Low's Peak, the summit of Kinabalu, with the nylon rope trail marker visible.
If you do a web search on Kinabalu you will often find references claiming that it is the highest mountain in Southeast Asia. Indeed the Malaysian Tourist Board promoted that idea on posters in Singapore when I climbed the peak in 1997. At that time Myanmar was still called Burma and it was not a member of the Association of Southeast Asian Nations. However, it has long been considered part of Southeast Asia, and in the remote northern part of the country, where the Himalaya finally run out of energy, sits Mount Khakaborazi which rises to 5,881 meters (19,269 feet). It is Khakaborazi that is Southeast Asia's highest peak.
Kinabalu however, sitting on the island of Borneo in the Malaysian state of Sabah, is the highest point between the Himalaya and New Guinea, and a stunning jewel worthy of its UNESCO World Heritage status. Rising 12,000 feet out of the steamy Borneo jungles, like tropical mountains around the world its great climactic variation between base and summit supports a huge diversity in eco-systems, from cloud shrouded tropical rain forests to cloud-shrouded sub-alpine meadows.
The mountain is composed of glacier-scoured granite, and was formed from an uplift of magma millions of years ago. The glacier carved pinnacles, rising from the smooth granite dome, are a distinctive and unique feature of the peak. The highest summit is non-technical, but all other summits require rock climbing skills. Some of these spires have fanciful names such as Ugly Sister Peak and Donkey's Ears, while others are named after omnipresent British monarchs such as Queen Victoria and King George.
The highest point, Low's Peak, bears the name of British Colonial Secretary Sir Hugh Low, who first climbed to the broad summit plateau in 1851. The actual summit was reached by zoologist John Whitehead in 1881. Two endemic Kinabalu birds, the Whitehead's Trogon and Whitehead's Broadbill are named for him. Lilian Gibbs, a British Museum botanist made the first ascent by a woman in 1910. She collected some species 1000 plants, of which nearly 90 were new to science. Several plants are named in her honor including Miss Gibb's Lipstick Flower, Aeschynanthus gibbsiae
For climbers the routes on the peak range from the standard walk up trail to a huge and largely unexplored big wall. As noted above the highest point is a walk up, but there are many intersting sub-peaks and spires that require techical climbing.
The upper montane zone, with the huge granite summit block.
Kinabalu's more than 3500 meter (~11,000 foot) relief from 550 meters (1800 feet) at Poring to 4000 meters (~13100 feet) at the summit plateau supports four main vegetation zones. These are:
- Tropical hardwood rain forest from 1200 meters (4000 feet). Massive trees reach into a canopy 150 feet above the ground. There are 600 species of ferns and 1000 orchids. Bamboo and tropical fruits such as rambutan, mango, and the infamous durian are also found here. (I have tried to acquire a taste for durian, that has been a complete failure). The largest flower in the world, the Rafflesia named after Sir Stamford Raffles who founded modern Singapore in 1819 is also found here. Like the durian, much is made of its distinctly unflower-like aroma, which is likened to the smell of a decaying carcass. The Rafflesia apparently emits this to attract flies and other pollinators.

* TASK REQUIREMENTS *
1. According to the Kinabalu text, who first reached the actual summit of the mountain, and in what year?
2. Reproduce the passage of the Kinabalu text from "Low's Peak, the" to "Asia's highest peak.", word for word.

* SOURCE DATA *
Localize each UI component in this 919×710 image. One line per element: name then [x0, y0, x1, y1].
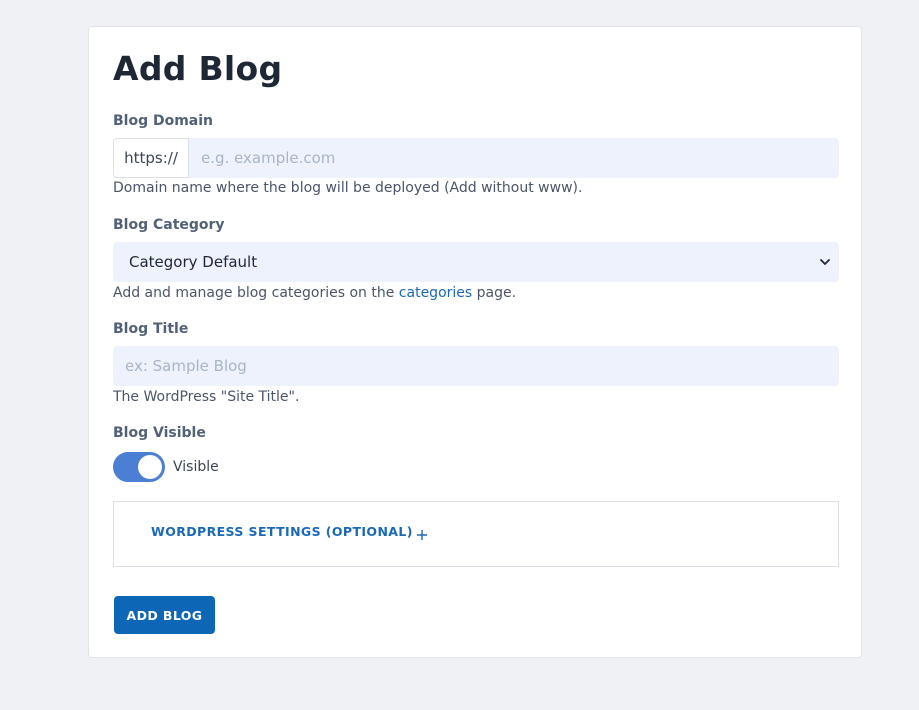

* FULL ANSWERS *
1. Zoologist John Whitehead reached the actual summit in 1881.

2.
Low's Peak, the summit of Kinabalu, with the nylon rope trail marker visible.
If you do a web search on Kinabalu you will often find references claiming that it is the highest mountain in Southeast Asia. Indeed the Malaysian Tourist Board promoted that idea on posters in Singapore when I climbed the peak in 1997. At that time Myanmar was still called Burma and it was not a member of the Association of Southeast Asian Nations. However, it has long been considered part of Southeast Asia, and in the remote northern part of the country, where the Himalaya finally run out of energy, sits Mount Khakaborazi which rises to 5,881 meters (19,269 feet). It is Khakaborazi that is Southeast Asia's highest peak.